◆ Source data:
-------------------------

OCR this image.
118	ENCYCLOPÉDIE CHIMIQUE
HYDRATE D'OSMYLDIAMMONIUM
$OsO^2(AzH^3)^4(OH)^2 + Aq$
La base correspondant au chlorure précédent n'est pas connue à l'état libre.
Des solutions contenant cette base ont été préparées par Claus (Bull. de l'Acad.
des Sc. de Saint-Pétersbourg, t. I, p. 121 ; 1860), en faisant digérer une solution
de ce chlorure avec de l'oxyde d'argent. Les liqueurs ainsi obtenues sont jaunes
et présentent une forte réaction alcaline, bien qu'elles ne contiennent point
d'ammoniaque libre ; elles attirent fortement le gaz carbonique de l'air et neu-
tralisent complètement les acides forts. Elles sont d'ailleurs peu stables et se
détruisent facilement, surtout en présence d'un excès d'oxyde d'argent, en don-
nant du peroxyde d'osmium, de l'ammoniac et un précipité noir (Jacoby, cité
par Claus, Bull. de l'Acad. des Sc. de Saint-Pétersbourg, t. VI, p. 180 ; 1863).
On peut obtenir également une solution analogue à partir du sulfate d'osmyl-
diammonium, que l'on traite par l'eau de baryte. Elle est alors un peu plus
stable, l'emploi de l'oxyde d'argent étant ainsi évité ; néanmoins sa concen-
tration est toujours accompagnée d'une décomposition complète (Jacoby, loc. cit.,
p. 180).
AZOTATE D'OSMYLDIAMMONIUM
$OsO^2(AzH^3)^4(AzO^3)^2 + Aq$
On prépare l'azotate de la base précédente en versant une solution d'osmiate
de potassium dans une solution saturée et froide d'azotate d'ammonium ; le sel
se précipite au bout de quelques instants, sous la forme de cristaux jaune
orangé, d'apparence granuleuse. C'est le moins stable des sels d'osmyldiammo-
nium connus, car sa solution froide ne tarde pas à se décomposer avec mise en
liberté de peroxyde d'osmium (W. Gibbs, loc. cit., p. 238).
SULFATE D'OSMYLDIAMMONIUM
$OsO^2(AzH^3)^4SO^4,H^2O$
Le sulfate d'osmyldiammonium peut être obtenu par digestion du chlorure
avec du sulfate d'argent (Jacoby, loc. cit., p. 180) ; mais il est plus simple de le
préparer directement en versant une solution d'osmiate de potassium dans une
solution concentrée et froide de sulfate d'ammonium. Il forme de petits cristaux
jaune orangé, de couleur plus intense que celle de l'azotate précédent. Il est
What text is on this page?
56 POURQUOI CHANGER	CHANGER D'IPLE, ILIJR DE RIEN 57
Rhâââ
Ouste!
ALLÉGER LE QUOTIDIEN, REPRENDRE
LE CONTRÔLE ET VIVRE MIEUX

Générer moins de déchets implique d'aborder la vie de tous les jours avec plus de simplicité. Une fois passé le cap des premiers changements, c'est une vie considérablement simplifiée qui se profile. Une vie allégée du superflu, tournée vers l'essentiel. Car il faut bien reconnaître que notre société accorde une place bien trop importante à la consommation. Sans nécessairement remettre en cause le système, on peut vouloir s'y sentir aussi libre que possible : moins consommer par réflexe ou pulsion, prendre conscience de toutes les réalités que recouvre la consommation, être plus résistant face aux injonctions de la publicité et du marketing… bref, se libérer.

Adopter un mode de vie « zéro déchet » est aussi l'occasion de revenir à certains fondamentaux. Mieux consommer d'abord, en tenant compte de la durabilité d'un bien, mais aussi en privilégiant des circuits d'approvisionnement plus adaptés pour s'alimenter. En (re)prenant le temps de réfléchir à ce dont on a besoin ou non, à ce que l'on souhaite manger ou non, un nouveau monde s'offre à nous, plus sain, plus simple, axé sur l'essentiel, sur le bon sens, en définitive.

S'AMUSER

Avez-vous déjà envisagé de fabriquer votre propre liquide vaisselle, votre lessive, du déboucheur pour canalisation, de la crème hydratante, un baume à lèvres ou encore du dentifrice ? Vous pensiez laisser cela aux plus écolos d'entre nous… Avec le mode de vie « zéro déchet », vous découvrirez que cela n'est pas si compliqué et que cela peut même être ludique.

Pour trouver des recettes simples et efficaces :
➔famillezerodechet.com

-------------------------

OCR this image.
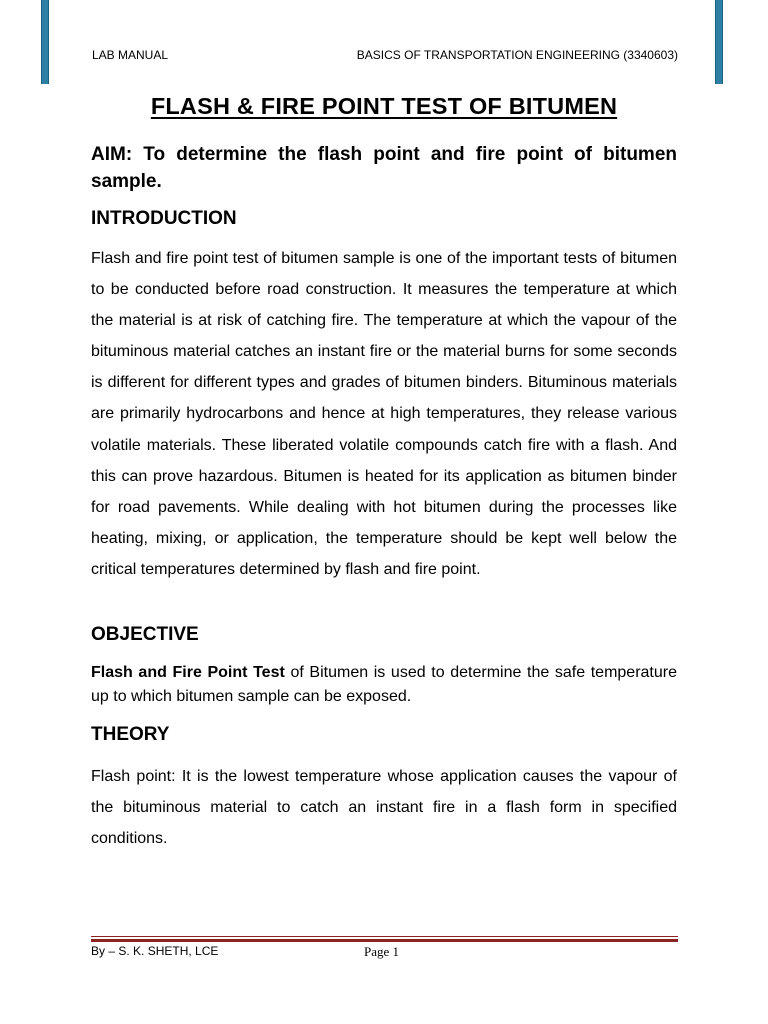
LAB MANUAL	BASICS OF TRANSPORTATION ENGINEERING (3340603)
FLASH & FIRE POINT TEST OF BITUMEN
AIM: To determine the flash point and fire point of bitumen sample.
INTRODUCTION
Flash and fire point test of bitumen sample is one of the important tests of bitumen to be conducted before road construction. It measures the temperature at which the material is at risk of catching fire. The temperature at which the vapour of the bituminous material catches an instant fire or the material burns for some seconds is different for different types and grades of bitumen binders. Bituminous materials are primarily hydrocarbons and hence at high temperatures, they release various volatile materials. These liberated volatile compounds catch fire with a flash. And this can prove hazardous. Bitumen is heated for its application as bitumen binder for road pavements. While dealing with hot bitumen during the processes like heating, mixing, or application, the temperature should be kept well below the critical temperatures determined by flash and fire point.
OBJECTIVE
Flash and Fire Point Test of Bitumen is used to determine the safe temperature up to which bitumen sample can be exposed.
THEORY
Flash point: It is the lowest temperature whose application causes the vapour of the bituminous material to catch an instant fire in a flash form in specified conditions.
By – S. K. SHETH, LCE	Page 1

-------------------------

◆ Problem to solve: Copy each line that holds the word "zéro".

◆ Exercise result:
Adopter un mode de vie « zéro déchet » est aussi l'occasion de revenir à certains fondamentaux. Mieux consommer d'abord, en tenant compte de la durabilité d'un bien, mais aussi en privilégiant des circuits d'approvisionnement plus adaptés pour s'alimenter. En (re)prenant le temps de réfléchir à ce dont on a besoin ou non, à ce que l'on souhaite manger ou non, un nouveau monde s'offre à nous, plus sain, plus simple, axé sur l'essentiel, sur le bon sens, en définitive.
Avez-vous déjà envisagé de fabriquer votre propre liquide vaisselle, votre lessive, du déboucheur pour canalisation, de la crème hydratante, un baume à lèvres ou encore du dentifrice ? Vous pensiez laisser cela aux plus écolos d'entre nous… Avec le mode de vie « zéro déchet », vous découvrirez que cela n'est pas si compliqué et que cela peut même être ludique.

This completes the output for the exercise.